**Requirements:**
Extract the data exactly, missing nothing.

**Source material:**
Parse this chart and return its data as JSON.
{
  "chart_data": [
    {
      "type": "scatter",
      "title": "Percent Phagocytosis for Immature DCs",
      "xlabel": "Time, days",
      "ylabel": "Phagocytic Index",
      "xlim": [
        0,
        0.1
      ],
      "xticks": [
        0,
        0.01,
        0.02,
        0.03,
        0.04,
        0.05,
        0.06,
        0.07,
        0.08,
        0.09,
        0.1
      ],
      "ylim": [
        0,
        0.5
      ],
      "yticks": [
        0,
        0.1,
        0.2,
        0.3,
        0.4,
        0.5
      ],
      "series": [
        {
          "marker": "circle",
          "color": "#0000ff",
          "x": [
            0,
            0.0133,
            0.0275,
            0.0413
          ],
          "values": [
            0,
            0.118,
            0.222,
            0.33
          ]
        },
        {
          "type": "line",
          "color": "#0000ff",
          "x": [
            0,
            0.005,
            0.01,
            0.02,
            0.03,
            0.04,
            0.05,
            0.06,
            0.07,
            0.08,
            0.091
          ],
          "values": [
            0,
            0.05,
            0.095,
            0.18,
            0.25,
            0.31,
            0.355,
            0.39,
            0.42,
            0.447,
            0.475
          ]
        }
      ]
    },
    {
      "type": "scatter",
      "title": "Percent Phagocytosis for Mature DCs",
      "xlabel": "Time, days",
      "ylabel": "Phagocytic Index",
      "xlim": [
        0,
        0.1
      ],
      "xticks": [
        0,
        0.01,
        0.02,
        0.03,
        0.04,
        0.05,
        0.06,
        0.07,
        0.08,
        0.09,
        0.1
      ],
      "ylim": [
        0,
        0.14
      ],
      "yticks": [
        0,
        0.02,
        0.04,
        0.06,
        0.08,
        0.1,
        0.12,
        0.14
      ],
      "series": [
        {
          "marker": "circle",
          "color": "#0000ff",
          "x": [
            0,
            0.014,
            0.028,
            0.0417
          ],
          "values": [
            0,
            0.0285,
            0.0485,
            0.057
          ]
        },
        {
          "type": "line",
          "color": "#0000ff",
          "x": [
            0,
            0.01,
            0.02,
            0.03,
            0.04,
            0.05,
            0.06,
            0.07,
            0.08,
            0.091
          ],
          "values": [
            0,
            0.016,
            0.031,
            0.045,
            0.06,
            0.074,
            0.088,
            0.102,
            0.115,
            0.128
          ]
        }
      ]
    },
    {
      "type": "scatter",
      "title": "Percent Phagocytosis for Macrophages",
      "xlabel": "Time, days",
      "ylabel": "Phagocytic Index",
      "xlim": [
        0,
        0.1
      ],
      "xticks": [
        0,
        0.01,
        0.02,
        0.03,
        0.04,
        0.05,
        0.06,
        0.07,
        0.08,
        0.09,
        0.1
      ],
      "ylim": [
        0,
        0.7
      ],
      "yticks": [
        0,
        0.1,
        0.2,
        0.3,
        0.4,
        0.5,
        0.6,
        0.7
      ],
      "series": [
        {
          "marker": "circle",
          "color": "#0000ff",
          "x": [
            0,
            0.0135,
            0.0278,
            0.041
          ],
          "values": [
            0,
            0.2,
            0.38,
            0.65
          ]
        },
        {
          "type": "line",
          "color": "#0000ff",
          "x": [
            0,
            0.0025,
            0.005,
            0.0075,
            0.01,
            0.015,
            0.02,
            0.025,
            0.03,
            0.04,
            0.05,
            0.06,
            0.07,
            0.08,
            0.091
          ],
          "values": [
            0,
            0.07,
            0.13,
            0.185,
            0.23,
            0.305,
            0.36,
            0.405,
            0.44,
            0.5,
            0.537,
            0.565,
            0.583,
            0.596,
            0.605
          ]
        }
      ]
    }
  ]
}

**Result:**
Parse this chart and return its data as JSON.
{
  "chart_data": [
    {
      "type": "scatter",
      "title": "Percent Phagocytosis for Immature DCs",
      "xlabel": "Time, days",
      "ylabel": "Phagocytic Index",
      "xlim": [
        0,
        0.1
      ],
      "xticks": [
        0,
        0.01,
        0.02,
        0.03,
        0.04,
        0.05,
        0.06,
        0.07,
        0.08,
        0.09,
        0.1
      ],
      "ylim": [
        0,
        0.5
      ],
      "yticks": [
        0,
        0.1,
        0.2,
        0.3,
        0.4,
        0.5
      ],
      "series": [
        {
          "marker": "circle",
          "color": "#0000ff",
          "x": [
            0,
            0.0133,
            0.0275,
            0.0413
          ],
          "values": [
            0,
            0.118,
            0.222,
            0.33
          ]
        },
        {
          "type": "line",
          "color": "#0000ff",
          "x": [
            0,
            0.005,
            0.01,
            0.02,
            0.03,
            0.04,
            0.05,
            0.06,
            0.07,
            0.08,
            0.091
          ],
          "values": [
            0,
            0.05,
            0.095,
            0.18,
            0.25,
            0.31,
            0.355,
            0.39,
            0.42,
            0.447,
            0.475
          ]
        }
      ]
    },
    {
      "type": "scatter",
      "title": "Percent Phagocytosis for Mature DCs",
      "xlabel": "Time, days",
      "ylabel": "Phagocytic Index",
      "xlim": [
        0,
        0.1
      ],
      "xticks": [
        0,
        0.01,
        0.02,
        0.03,
        0.04,
        0.05,
        0.06,
        0.07,
        0.08,
        0.09,
        0.1
      ],
      "ylim": [
        0,
        0.14
      ],
      "yticks": [
        0,
        0.02,
        0.04,
        0.06,
        0.08,
        0.1,
        0.12,
        0.14
      ],
      "series": [
        {
          "marker": "circle",
          "color": "#0000ff",
          "x": [
            0,
            0.014,
            0.028,
            0.0417
          ],
          "values": [
            0,
            0.0285,
            0.0485,
            0.057
          ]
        },
        {
          "type": "line",
          "color": "#0000ff",
          "x": [
            0,
            0.01,
            0.02,
            0.03,
            0.04,
            0.05,
            0.06,
            0.07,
            0.08,
            0.091
          ],
          "values": [
            0,
            0.016,
            0.031,
            0.045,
            0.06,
            0.074,
            0.088,
            0.102,
            0.115,
            0.128
          ]
        }
      ]
    },
    {
      "type": "scatter",
      "title": "Percent Phagocytosis for Macrophages",
      "xlabel": "Time, days",
      "ylabel": "Phagocytic Index",
      "xlim": [
        0,
        0.1
      ],
      "xticks": [
        0,
        0.01,
        0.02,
        0.03,
        0.04,
        0.05,
        0.06,
        0.07,
        0.08,
        0.09,
        0.1
      ],
      "ylim": [
        0,
        0.7
      ],
      "yticks": [
        0,
        0.1,
        0.2,
        0.3,
        0.4,
        0.5,
        0.6,
        0.7
      ],
      "series": [
        {
          "marker": "circle",
          "color": "#0000ff",
          "x": [
            0,
            0.0135,
            0.0278,
            0.041
          ],
          "values": [
            0,
            0.2,
            0.38,
            0.65
          ]
        },
        {
          "type": "line",
          "color": "#0000ff",
          "x": [
            0,
            0.0025,
            0.005,
            0.0075,
            0.01,
            0.015,
            0.02,
            0.025,
            0.03,
            0.04,
            0.05,
            0.06,
            0.07,
            0.08,
            0.091
          ],
          "values": [
            0,
            0.07,
            0.13,
            0.185,
            0.23,
            0.305,
            0.36,
            0.405,
            0.44,
            0.5,
            0.537,
            0.565,
            0.583,
            0.596,
            0.605
          ]
        }
      ]
    }
  ]
}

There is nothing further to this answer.